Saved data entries
--------------------

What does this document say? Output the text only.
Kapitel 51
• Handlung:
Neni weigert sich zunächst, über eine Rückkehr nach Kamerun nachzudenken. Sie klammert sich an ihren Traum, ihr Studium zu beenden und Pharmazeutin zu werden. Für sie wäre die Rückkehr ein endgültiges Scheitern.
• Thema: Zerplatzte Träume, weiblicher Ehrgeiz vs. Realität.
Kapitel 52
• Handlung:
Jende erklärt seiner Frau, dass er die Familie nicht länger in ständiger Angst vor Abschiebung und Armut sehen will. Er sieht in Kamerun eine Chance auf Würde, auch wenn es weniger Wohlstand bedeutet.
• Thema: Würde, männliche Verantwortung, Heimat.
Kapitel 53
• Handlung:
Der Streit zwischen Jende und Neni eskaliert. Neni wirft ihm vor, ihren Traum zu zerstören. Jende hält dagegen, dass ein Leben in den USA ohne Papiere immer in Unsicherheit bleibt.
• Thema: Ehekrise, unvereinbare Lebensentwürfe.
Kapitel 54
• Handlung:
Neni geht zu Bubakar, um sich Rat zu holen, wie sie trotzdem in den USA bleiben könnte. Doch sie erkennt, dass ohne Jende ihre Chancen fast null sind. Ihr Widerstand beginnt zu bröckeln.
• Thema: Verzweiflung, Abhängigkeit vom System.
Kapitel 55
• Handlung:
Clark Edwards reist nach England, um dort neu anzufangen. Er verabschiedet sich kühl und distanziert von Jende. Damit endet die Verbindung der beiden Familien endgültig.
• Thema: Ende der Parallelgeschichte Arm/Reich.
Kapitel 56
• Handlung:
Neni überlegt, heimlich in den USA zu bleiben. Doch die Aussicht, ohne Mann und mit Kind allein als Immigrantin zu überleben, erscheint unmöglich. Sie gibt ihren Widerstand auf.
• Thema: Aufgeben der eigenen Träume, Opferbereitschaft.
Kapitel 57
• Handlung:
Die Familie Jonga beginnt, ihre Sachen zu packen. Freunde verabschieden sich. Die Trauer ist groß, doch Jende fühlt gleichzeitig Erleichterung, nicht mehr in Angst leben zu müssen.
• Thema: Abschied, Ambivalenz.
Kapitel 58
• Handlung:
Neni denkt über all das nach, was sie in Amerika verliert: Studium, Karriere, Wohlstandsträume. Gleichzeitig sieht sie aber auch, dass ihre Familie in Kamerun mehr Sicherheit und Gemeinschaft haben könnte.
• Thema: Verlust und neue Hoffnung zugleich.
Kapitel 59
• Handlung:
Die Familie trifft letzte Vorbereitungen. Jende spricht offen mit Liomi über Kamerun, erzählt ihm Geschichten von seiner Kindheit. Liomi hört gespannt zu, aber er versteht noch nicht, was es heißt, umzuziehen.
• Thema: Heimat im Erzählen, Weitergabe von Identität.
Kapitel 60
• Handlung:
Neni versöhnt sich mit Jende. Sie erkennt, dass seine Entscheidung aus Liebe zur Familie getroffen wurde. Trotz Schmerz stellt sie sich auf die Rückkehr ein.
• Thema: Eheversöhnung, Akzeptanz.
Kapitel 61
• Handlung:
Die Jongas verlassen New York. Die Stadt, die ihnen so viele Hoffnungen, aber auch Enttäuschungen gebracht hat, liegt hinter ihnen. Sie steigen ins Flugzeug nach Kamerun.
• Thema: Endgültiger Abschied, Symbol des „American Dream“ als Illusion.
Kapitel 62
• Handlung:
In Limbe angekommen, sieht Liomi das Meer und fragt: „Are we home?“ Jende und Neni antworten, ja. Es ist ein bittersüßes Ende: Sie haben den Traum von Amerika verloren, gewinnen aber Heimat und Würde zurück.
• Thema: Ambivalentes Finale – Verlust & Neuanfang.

--------------------

* Challenge
Write out all the data again, exactly as it appears.

* Solution to the exercise
What does this document say? Output the text only.
Kapitel 51
• Handlung:
Neni weigert sich zunächst, über eine Rückkehr nach Kamerun nachzudenken. Sie klammert sich an ihren Traum, ihr Studium zu beenden und Pharmazeutin zu werden. Für sie wäre die Rückkehr ein endgültiges Scheitern.
• Thema: Zerplatzte Träume, weiblicher Ehrgeiz vs. Realität.
Kapitel 52
• Handlung:
Jende erklärt seiner Frau, dass er die Familie nicht länger in ständiger Angst vor Abschiebung und Armut sehen will. Er sieht in Kamerun eine Chance auf Würde, auch wenn es weniger Wohlstand bedeutet.
• Thema: Würde, männliche Verantwortung, Heimat.
Kapitel 53
• Handlung:
Der Streit zwischen Jende und Neni eskaliert. Neni wirft ihm vor, ihren Traum zu zerstören. Jende hält dagegen, dass ein Leben in den USA ohne Papiere immer in Unsicherheit bleibt.
• Thema: Ehekrise, unvereinbare Lebensentwürfe.
Kapitel 54
• Handlung:
Neni geht zu Bubakar, um sich Rat zu holen, wie sie trotzdem in den USA bleiben könnte. Doch sie erkennt, dass ohne Jende ihre Chancen fast null sind. Ihr Widerstand beginnt zu bröckeln.
• Thema: Verzweiflung, Abhängigkeit vom System.
Kapitel 55
• Handlung:
Clark Edwards reist nach England, um dort neu anzufangen. Er verabschiedet sich kühl und distanziert von Jende. Damit endet die Verbindung der beiden Familien endgültig.
• Thema: Ende der Parallelgeschichte Arm/Reich.
Kapitel 56
• Handlung:
Neni überlegt, heimlich in den USA zu bleiben. Doch die Aussicht, ohne Mann und mit Kind allein als Immigrantin zu überleben, erscheint unmöglich. Sie gibt ihren Widerstand auf.
• Thema: Aufgeben der eigenen Träume, Opferbereitschaft.
Kapitel 57
• Handlung:
Die Familie Jonga beginnt, ihre Sachen zu packen. Freunde verabschieden sich. Die Trauer ist groß, doch Jende fühlt gleichzeitig Erleichterung, nicht mehr in Angst leben zu müssen.
• Thema: Abschied, Ambivalenz.
Kapitel 58
• Handlung:
Neni denkt über all das nach, was sie in Amerika verliert: Studium, Karriere, Wohlstandsträume. Gleichzeitig sieht sie aber auch, dass ihre Familie in Kamerun mehr Sicherheit und Gemeinschaft haben könnte.
• Thema: Verlust und neue Hoffnung zugleich.
Kapitel 59
• Handlung:
Die Familie trifft letzte Vorbereitungen. Jende spricht offen mit Liomi über Kamerun, erzählt ihm Geschichten von seiner Kindheit. Liomi hört gespannt zu, aber er versteht noch nicht, was es heißt, umzuziehen.
• Thema: Heimat im Erzählen, Weitergabe von Identität.
Kapitel 60
• Handlung:
Neni versöhnt sich mit Jende. Sie erkennt, dass seine Entscheidung aus Liebe zur Familie getroffen wurde. Trotz Schmerz stellt sie sich auf die Rückkehr ein.
• Thema: Eheversöhnung, Akzeptanz.
Kapitel 61
• Handlung:
Die Jongas verlassen New York. Die Stadt, die ihnen so viele Hoffnungen, aber auch Enttäuschungen gebracht hat, liegt hinter ihnen. Sie steigen ins Flugzeug nach Kamerun.
• Thema: Endgültiger Abschied, Symbol des „American Dream“ als Illusion.
Kapitel 62
• Handlung:
In Limbe angekommen, sieht Liomi das Meer und fragt: „Are we home?“ Jende und Neni antworten, ja. Es ist ein bittersüßes Ende: Sie haben den Traum von Amerika verloren, gewinnen aber Heimat und Würde zurück.
• Thema: Ambivalentes Finale – Verlust & Neuanfang.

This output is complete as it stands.